Brief:
Write out, unchanged, the lines from the one holding "Decode this image" to the close of the listing. Both the first and last lines belong in it.

Records provided:
################
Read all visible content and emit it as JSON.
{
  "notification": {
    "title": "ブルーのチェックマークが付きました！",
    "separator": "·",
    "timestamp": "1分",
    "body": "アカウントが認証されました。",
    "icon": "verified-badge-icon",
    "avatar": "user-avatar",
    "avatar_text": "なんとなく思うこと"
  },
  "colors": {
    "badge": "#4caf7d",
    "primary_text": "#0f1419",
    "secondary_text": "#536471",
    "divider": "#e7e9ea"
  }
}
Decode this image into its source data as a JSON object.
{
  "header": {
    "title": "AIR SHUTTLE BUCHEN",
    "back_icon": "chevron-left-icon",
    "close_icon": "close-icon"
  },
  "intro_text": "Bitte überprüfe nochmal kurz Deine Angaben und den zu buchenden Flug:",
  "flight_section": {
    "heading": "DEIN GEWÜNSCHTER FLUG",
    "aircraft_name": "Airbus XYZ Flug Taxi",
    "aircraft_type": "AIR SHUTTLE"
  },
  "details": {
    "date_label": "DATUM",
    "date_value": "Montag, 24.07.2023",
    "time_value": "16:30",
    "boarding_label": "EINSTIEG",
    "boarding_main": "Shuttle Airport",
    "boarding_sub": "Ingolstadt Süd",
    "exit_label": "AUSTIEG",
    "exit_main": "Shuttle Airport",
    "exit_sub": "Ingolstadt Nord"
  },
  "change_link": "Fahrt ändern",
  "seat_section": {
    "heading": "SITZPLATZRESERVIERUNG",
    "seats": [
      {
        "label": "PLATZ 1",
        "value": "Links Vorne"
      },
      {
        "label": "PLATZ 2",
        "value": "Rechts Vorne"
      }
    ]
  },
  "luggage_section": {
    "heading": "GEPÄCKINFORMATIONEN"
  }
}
################
Written answer:
Decode this image into its source data as a JSON object.
{
  "header": {
    "title": "AIR SHUTTLE BUCHEN",
    "back_icon": "chevron-left-icon",
    "close_icon": "close-icon"
  },
  "intro_text": "Bitte überprüfe nochmal kurz Deine Angaben und den zu buchenden Flug:",
  "flight_section": {
    "heading": "DEIN GEWÜNSCHTER FLUG",
    "aircraft_name": "Airbus XYZ Flug Taxi",
    "aircraft_type": "AIR SHUTTLE"
  },
  "details": {
    "date_label": "DATUM",
    "date_value": "Montag, 24.07.2023",
    "time_value": "16:30",
    "boarding_label": "EINSTIEG",
    "boarding_main": "Shuttle Airport",
    "boarding_sub": "Ingolstadt Süd",
    "exit_label": "AUSTIEG",
    "exit_main": "Shuttle Airport",
    "exit_sub": "Ingolstadt Nord"
  },
  "change_link": "Fahrt ändern",
  "seat_section": {
    "heading": "SITZPLATZRESERVIERUNG",
    "seats": [
      {
        "label": "PLATZ 1",
        "value": "Links Vorne"
      },
      {
        "label": "PLATZ 2",
        "value": "Rechts Vorne"
      }
    ]
  },
  "luggage_section": {
    "heading": "GEPÄCKINFORMATIONEN"
  }
}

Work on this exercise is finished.